Sort through the data and copy the lines holding the word "retaining".

+ + + +

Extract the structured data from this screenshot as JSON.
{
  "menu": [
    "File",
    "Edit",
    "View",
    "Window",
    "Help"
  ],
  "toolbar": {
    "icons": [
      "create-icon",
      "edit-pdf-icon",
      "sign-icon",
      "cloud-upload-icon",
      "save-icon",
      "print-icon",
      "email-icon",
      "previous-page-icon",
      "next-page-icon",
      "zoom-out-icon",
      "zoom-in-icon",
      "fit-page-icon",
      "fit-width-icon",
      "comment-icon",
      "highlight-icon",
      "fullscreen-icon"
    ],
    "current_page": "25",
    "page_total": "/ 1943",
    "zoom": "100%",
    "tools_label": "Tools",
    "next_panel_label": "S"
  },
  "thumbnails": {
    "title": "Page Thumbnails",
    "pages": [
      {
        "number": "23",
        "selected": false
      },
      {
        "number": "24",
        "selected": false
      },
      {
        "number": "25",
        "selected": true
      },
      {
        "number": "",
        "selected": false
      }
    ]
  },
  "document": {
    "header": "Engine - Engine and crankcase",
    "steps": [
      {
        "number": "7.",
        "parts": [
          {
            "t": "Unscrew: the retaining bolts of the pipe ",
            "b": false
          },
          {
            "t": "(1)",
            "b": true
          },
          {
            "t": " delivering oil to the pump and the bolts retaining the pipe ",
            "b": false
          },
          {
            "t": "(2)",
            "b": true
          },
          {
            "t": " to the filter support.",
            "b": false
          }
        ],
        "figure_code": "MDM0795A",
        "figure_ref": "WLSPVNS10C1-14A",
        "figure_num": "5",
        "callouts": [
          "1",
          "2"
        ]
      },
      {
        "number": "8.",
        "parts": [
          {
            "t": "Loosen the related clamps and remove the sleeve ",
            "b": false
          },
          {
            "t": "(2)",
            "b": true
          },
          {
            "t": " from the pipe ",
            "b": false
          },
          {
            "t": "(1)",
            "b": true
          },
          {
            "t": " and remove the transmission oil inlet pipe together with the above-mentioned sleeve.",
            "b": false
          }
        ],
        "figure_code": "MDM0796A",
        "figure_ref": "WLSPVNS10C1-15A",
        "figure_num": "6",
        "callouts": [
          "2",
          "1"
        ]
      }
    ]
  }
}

+ + + +

• Final result:
            "t": "Unscrew: the retaining bolts of the pipe ",
            "t": " delivering oil to the pump and the bolts retaining the pipe ",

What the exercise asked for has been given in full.